• [Task to carry out]:
Look below and pull out each line with the word "document".

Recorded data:

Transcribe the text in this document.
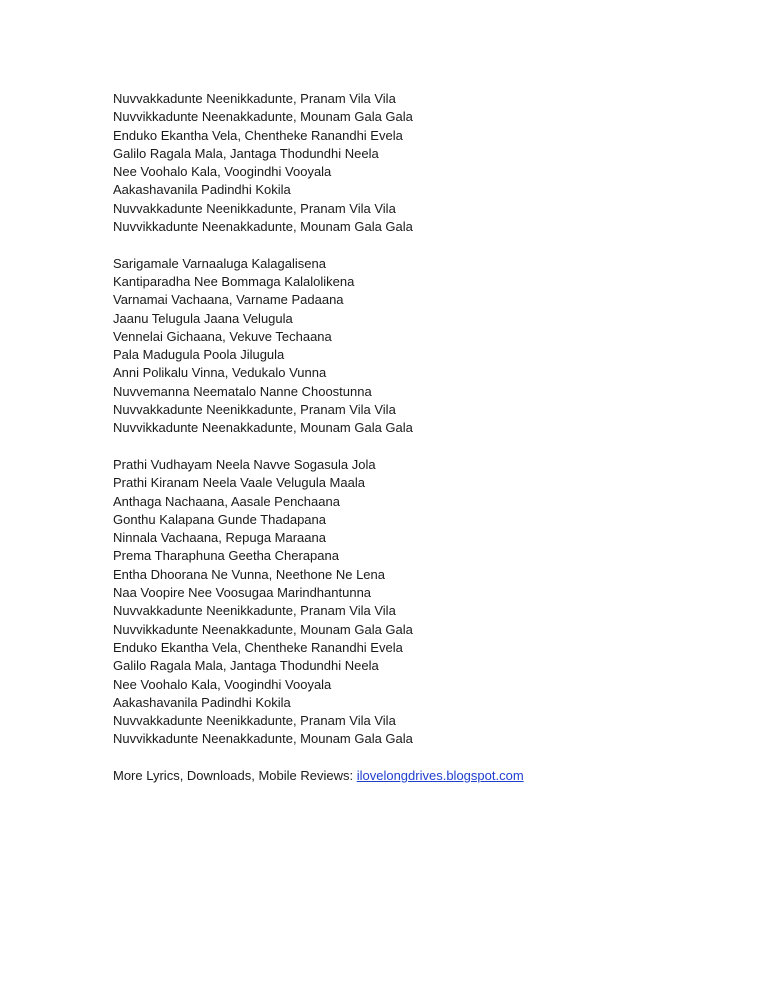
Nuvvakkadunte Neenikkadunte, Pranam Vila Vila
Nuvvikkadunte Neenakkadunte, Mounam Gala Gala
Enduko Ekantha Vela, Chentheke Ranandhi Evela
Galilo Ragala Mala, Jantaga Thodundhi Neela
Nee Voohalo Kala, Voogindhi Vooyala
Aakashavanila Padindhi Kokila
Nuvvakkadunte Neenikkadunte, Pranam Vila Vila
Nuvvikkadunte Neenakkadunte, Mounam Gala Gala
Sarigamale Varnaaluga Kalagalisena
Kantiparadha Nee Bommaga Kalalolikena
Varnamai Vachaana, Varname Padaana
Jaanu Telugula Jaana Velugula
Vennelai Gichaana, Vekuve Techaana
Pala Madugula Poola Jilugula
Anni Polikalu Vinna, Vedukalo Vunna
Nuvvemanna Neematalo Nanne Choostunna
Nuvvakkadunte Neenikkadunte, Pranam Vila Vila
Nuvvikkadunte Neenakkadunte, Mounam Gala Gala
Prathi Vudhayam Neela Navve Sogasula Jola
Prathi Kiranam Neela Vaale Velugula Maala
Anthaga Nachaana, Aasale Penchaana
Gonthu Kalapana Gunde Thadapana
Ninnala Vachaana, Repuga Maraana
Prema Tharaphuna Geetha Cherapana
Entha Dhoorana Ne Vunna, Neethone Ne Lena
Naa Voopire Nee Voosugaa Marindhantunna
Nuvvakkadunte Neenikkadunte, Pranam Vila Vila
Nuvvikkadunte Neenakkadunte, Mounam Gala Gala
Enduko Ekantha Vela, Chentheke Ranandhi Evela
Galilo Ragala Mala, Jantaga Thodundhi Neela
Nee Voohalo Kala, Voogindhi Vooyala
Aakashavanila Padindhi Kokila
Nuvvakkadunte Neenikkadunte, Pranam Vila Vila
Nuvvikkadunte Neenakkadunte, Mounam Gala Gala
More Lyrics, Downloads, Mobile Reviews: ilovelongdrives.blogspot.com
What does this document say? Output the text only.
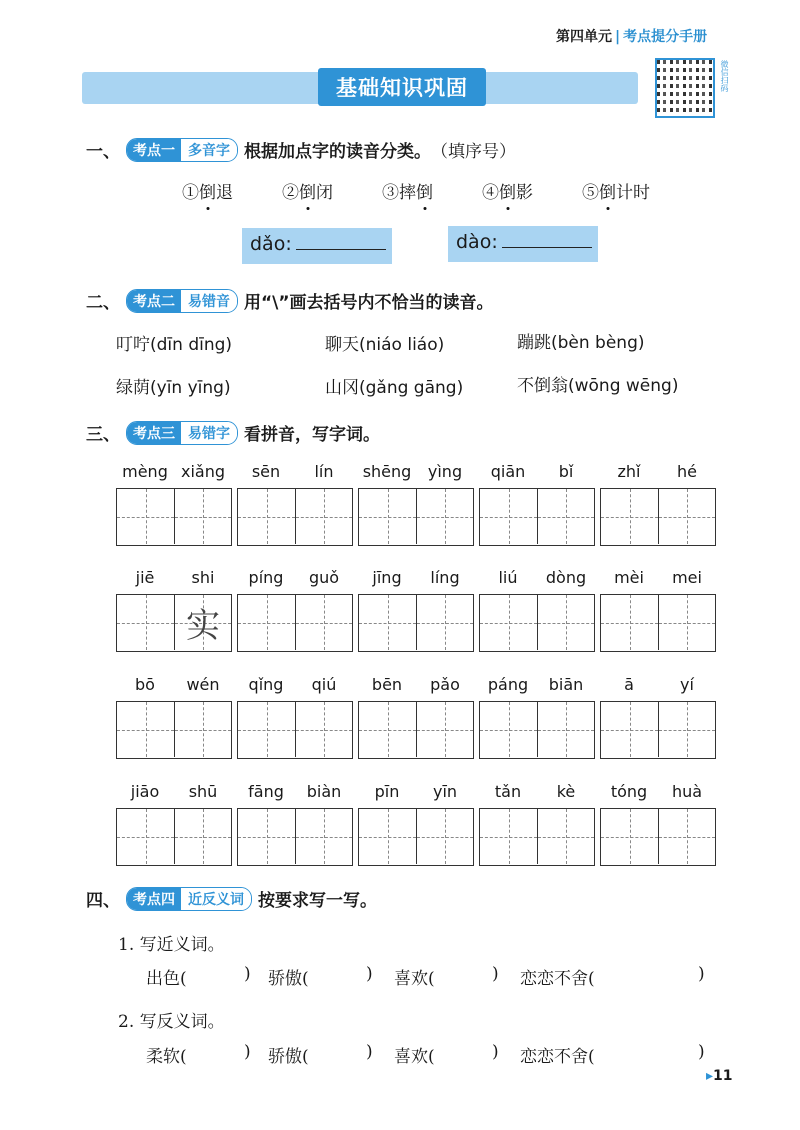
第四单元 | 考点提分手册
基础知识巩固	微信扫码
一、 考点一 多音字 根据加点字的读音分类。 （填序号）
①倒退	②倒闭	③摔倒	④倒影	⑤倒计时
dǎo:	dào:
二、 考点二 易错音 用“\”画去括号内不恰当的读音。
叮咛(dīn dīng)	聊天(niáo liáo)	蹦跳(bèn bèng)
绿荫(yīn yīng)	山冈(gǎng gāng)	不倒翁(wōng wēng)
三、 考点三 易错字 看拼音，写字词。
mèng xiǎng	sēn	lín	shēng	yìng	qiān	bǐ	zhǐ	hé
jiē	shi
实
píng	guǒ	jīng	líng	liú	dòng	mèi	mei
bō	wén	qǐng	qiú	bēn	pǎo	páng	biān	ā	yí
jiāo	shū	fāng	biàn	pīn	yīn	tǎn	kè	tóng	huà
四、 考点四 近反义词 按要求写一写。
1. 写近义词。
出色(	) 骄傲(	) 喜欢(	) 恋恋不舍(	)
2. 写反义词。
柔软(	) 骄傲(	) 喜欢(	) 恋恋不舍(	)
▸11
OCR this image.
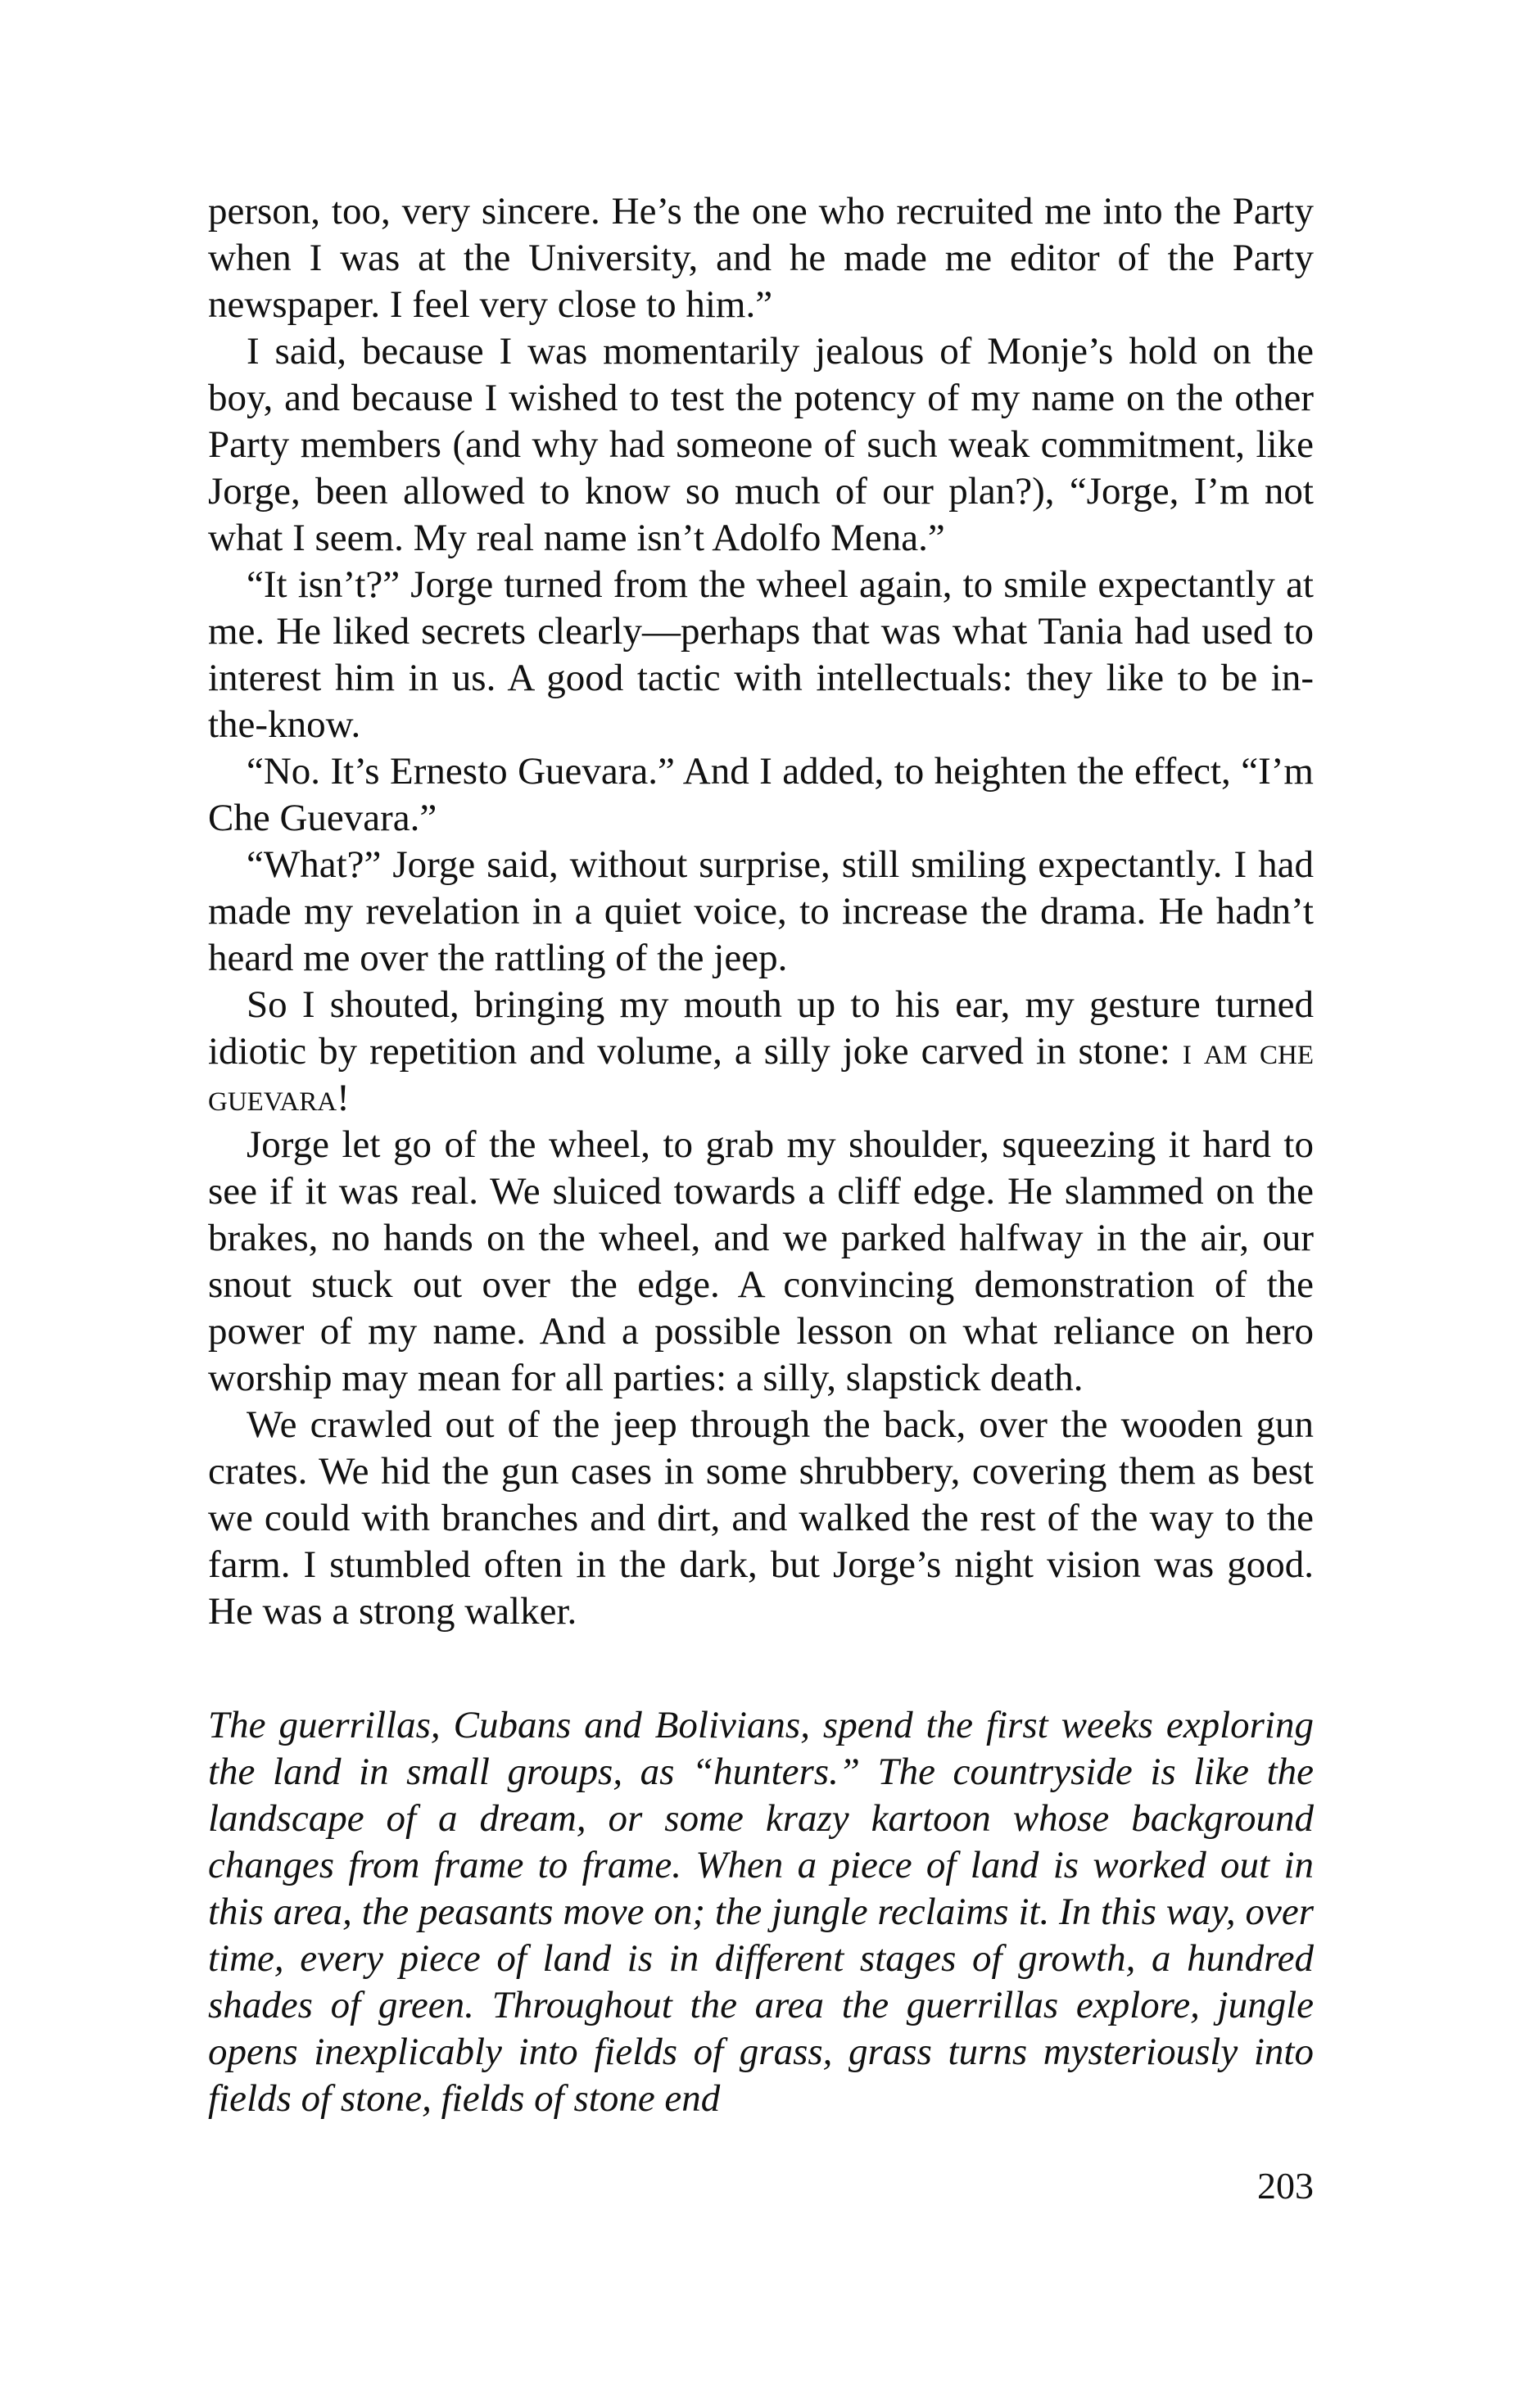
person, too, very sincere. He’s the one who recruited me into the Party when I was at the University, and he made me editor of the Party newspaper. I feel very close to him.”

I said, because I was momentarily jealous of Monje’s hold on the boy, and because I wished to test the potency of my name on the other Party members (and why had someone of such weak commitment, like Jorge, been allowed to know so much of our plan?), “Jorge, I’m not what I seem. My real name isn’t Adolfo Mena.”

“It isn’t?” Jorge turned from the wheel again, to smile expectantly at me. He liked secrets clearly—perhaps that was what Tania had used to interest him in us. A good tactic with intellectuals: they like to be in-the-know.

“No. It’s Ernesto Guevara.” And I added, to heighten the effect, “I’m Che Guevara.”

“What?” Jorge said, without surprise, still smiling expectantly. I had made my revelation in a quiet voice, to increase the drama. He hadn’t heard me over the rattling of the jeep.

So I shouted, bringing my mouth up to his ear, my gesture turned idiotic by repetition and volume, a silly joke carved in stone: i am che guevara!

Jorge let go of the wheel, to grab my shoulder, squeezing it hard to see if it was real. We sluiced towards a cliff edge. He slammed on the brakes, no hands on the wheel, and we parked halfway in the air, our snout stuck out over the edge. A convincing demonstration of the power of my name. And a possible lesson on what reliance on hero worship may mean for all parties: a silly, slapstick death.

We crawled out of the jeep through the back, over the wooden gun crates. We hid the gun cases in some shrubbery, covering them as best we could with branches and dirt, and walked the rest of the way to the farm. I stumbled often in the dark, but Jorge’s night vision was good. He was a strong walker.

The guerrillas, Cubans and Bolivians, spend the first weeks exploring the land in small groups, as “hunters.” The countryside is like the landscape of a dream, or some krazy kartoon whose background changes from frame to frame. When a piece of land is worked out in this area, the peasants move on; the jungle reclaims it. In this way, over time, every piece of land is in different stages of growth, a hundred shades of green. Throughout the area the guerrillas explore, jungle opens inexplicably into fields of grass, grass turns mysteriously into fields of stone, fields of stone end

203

• [Output below]:
Transcribe the text in this document.
What does this document say? Output the text only.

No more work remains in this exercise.